TASK GOAL =>
Give an exact transcription of every line, dropping the images.

DATA RECORDS =>
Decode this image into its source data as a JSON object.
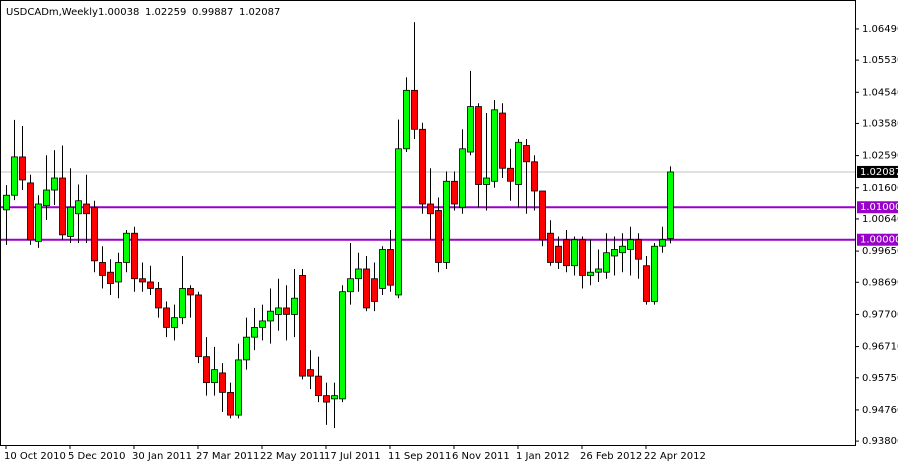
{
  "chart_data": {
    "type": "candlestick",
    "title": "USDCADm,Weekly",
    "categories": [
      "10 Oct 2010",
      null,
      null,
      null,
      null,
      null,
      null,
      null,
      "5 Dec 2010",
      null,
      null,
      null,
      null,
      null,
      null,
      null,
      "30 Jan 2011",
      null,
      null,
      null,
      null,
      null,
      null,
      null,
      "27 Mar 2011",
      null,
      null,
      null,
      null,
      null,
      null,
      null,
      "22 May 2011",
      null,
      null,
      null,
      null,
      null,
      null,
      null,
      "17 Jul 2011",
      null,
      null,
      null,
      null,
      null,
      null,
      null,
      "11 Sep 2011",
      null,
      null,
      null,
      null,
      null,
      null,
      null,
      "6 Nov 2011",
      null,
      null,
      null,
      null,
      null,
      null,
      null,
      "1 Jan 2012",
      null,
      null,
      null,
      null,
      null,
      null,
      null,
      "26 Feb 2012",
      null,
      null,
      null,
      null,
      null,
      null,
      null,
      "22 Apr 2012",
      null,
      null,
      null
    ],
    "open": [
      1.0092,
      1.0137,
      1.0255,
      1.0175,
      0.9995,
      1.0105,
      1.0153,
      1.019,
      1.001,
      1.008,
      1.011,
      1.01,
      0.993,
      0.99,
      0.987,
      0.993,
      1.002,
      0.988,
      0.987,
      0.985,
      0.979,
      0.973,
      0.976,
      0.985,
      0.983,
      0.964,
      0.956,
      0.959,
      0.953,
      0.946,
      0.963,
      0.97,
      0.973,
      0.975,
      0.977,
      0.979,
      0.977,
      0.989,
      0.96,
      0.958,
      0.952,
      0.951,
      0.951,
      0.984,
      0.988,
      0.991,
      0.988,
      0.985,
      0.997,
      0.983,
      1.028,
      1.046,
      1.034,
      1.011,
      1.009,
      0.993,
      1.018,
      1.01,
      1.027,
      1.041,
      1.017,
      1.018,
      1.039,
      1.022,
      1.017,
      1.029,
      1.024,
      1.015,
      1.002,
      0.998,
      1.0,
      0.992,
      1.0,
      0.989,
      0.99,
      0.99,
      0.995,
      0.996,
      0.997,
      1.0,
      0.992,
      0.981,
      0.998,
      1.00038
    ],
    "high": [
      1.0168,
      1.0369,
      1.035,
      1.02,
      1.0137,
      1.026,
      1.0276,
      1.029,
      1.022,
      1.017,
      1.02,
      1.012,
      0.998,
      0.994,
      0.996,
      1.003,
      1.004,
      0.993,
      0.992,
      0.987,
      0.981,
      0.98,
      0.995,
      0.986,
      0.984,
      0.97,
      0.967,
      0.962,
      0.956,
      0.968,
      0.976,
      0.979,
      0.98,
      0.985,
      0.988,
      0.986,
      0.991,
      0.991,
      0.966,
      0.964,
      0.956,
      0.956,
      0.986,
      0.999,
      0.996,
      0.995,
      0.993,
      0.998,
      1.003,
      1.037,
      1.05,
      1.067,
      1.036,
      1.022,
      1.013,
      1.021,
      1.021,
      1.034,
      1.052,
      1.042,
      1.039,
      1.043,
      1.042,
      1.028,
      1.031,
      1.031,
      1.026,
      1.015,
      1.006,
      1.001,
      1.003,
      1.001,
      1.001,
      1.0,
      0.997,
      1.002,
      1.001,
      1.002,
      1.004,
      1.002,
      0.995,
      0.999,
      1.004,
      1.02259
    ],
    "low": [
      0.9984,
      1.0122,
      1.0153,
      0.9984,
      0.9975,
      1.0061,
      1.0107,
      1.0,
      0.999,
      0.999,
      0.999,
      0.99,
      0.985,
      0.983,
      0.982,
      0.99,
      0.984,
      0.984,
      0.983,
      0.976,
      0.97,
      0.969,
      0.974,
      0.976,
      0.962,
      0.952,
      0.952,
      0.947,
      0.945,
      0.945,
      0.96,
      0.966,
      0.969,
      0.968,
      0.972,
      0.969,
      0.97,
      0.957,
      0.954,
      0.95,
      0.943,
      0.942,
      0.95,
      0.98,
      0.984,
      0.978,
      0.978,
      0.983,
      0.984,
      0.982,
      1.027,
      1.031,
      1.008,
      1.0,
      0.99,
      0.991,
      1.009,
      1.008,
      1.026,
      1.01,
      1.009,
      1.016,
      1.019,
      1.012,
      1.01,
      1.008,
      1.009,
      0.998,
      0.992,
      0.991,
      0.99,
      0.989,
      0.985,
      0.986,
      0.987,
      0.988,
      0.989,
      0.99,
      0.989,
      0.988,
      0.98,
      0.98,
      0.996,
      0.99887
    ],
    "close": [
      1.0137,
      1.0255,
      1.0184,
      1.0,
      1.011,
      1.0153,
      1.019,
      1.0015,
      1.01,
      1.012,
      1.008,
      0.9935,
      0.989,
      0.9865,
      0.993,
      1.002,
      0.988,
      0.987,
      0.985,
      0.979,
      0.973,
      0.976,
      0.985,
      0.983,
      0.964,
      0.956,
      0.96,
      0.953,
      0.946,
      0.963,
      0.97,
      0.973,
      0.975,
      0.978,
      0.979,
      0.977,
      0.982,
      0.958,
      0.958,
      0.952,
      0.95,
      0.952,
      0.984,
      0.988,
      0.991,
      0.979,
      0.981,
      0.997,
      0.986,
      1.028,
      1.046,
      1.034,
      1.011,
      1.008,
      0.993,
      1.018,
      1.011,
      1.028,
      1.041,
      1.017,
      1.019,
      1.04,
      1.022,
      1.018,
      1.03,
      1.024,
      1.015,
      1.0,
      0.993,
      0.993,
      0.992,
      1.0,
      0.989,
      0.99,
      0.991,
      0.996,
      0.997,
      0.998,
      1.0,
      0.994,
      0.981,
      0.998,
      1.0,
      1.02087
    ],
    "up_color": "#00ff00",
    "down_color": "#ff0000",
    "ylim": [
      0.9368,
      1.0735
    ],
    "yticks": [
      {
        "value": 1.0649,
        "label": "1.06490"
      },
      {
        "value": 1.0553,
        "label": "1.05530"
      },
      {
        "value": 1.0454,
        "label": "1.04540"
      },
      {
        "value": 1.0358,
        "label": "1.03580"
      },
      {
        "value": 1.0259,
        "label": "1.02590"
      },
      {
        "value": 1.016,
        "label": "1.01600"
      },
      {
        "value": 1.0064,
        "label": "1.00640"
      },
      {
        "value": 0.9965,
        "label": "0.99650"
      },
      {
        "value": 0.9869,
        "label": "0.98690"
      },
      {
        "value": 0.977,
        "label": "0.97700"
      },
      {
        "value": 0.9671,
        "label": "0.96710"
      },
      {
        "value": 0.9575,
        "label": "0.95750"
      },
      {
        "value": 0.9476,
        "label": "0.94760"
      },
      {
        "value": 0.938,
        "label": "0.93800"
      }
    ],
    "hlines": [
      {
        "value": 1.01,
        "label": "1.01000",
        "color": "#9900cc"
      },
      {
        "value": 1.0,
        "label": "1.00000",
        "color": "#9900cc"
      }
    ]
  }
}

OUTPUT OF THE TASK =>
Decode this image into its source data as a JSON object.
{
  "chart_data": {
    "type": "candlestick",
    "title": "USDCADm,Weekly",
    "categories": [
      "10 Oct 2010",
      null,
      null,
      null,
      null,
      null,
      null,
      null,
      "5 Dec 2010",
      null,
      null,
      null,
      null,
      null,
      null,
      null,
      "30 Jan 2011",
      null,
      null,
      null,
      null,
      null,
      null,
      null,
      "27 Mar 2011",
      null,
      null,
      null,
      null,
      null,
      null,
      null,
      "22 May 2011",
      null,
      null,
      null,
      null,
      null,
      null,
      null,
      "17 Jul 2011",
      null,
      null,
      null,
      null,
      null,
      null,
      null,
      "11 Sep 2011",
      null,
      null,
      null,
      null,
      null,
      null,
      null,
      "6 Nov 2011",
      null,
      null,
      null,
      null,
      null,
      null,
      null,
      "1 Jan 2012",
      null,
      null,
      null,
      null,
      null,
      null,
      null,
      "26 Feb 2012",
      null,
      null,
      null,
      null,
      null,
      null,
      null,
      "22 Apr 2012",
      null,
      null,
      null
    ],
    "open": [
      1.0092,
      1.0137,
      1.0255,
      1.0175,
      0.9995,
      1.0105,
      1.0153,
      1.019,
      1.001,
      1.008,
      1.011,
      1.01,
      0.993,
      0.99,
      0.987,
      0.993,
      1.002,
      0.988,
      0.987,
      0.985,
      0.979,
      0.973,
      0.976,
      0.985,
      0.983,
      0.964,
      0.956,
      0.959,
      0.953,
      0.946,
      0.963,
      0.97,
      0.973,
      0.975,
      0.977,
      0.979,
      0.977,
      0.989,
      0.96,
      0.958,
      0.952,
      0.951,
      0.951,
      0.984,
      0.988,
      0.991,
      0.988,
      0.985,
      0.997,
      0.983,
      1.028,
      1.046,
      1.034,
      1.011,
      1.009,
      0.993,
      1.018,
      1.01,
      1.027,
      1.041,
      1.017,
      1.018,
      1.039,
      1.022,
      1.017,
      1.029,
      1.024,
      1.015,
      1.002,
      0.998,
      1.0,
      0.992,
      1.0,
      0.989,
      0.99,
      0.99,
      0.995,
      0.996,
      0.997,
      1.0,
      0.992,
      0.981,
      0.998,
      1.00038
    ],
    "high": [
      1.0168,
      1.0369,
      1.035,
      1.02,
      1.0137,
      1.026,
      1.0276,
      1.029,
      1.022,
      1.017,
      1.02,
      1.012,
      0.998,
      0.994,
      0.996,
      1.003,
      1.004,
      0.993,
      0.992,
      0.987,
      0.981,
      0.98,
      0.995,
      0.986,
      0.984,
      0.97,
      0.967,
      0.962,
      0.956,
      0.968,
      0.976,
      0.979,
      0.98,
      0.985,
      0.988,
      0.986,
      0.991,
      0.991,
      0.966,
      0.964,
      0.956,
      0.956,
      0.986,
      0.999,
      0.996,
      0.995,
      0.993,
      0.998,
      1.003,
      1.037,
      1.05,
      1.067,
      1.036,
      1.022,
      1.013,
      1.021,
      1.021,
      1.034,
      1.052,
      1.042,
      1.039,
      1.043,
      1.042,
      1.028,
      1.031,
      1.031,
      1.026,
      1.015,
      1.006,
      1.001,
      1.003,
      1.001,
      1.001,
      1.0,
      0.997,
      1.002,
      1.001,
      1.002,
      1.004,
      1.002,
      0.995,
      0.999,
      1.004,
      1.02259
    ],
    "low": [
      0.9984,
      1.0122,
      1.0153,
      0.9984,
      0.9975,
      1.0061,
      1.0107,
      1.0,
      0.999,
      0.999,
      0.999,
      0.99,
      0.985,
      0.983,
      0.982,
      0.99,
      0.984,
      0.984,
      0.983,
      0.976,
      0.97,
      0.969,
      0.974,
      0.976,
      0.962,
      0.952,
      0.952,
      0.947,
      0.945,
      0.945,
      0.96,
      0.966,
      0.969,
      0.968,
      0.972,
      0.969,
      0.97,
      0.957,
      0.954,
      0.95,
      0.943,
      0.942,
      0.95,
      0.98,
      0.984,
      0.978,
      0.978,
      0.983,
      0.984,
      0.982,
      1.027,
      1.031,
      1.008,
      1.0,
      0.99,
      0.991,
      1.009,
      1.008,
      1.026,
      1.01,
      1.009,
      1.016,
      1.019,
      1.012,
      1.01,
      1.008,
      1.009,
      0.998,
      0.992,
      0.991,
      0.99,
      0.989,
      0.985,
      0.986,
      0.987,
      0.988,
      0.989,
      0.99,
      0.989,
      0.988,
      0.98,
      0.98,
      0.996,
      0.99887
    ],
    "close": [
      1.0137,
      1.0255,
      1.0184,
      1.0,
      1.011,
      1.0153,
      1.019,
      1.0015,
      1.01,
      1.012,
      1.008,
      0.9935,
      0.989,
      0.9865,
      0.993,
      1.002,
      0.988,
      0.987,
      0.985,
      0.979,
      0.973,
      0.976,
      0.985,
      0.983,
      0.964,
      0.956,
      0.96,
      0.953,
      0.946,
      0.963,
      0.97,
      0.973,
      0.975,
      0.978,
      0.979,
      0.977,
      0.982,
      0.958,
      0.958,
      0.952,
      0.95,
      0.952,
      0.984,
      0.988,
      0.991,
      0.979,
      0.981,
      0.997,
      0.986,
      1.028,
      1.046,
      1.034,
      1.011,
      1.008,
      0.993,
      1.018,
      1.011,
      1.028,
      1.041,
      1.017,
      1.019,
      1.04,
      1.022,
      1.018,
      1.03,
      1.024,
      1.015,
      1.0,
      0.993,
      0.993,
      0.992,
      1.0,
      0.989,
      0.99,
      0.991,
      0.996,
      0.997,
      0.998,
      1.0,
      0.994,
      0.981,
      0.998,
      1.0,
      1.02087
    ],
    "up_color": "#00ff00",
    "down_color": "#ff0000",
    "ylim": [
      0.9368,
      1.0735
    ],
    "yticks": [
      {
        "value": 1.0649,
        "label": "1.06490"
      },
      {
        "value": 1.0553,
        "label": "1.05530"
      },
      {
        "value": 1.0454,
        "label": "1.04540"
      },
      {
        "value": 1.0358,
        "label": "1.03580"
      },
      {
        "value": 1.0259,
        "label": "1.02590"
      },
      {
        "value": 1.016,
        "label": "1.01600"
      },
      {
        "value": 1.0064,
        "label": "1.00640"
      },
      {
        "value": 0.9965,
        "label": "0.99650"
      },
      {
        "value": 0.9869,
        "label": "0.98690"
      },
      {
        "value": 0.977,
        "label": "0.97700"
      },
      {
        "value": 0.9671,
        "label": "0.96710"
      },
      {
        "value": 0.9575,
        "label": "0.95750"
      },
      {
        "value": 0.9476,
        "label": "0.94760"
      },
      {
        "value": 0.938,
        "label": "0.93800"
      }
    ],
    "hlines": [
      {
        "value": 1.01,
        "label": "1.01000",
        "color": "#9900cc"
      },
      {
        "value": 1.0,
        "label": "1.00000",
        "color": "#9900cc"
      }
    ]
  }
}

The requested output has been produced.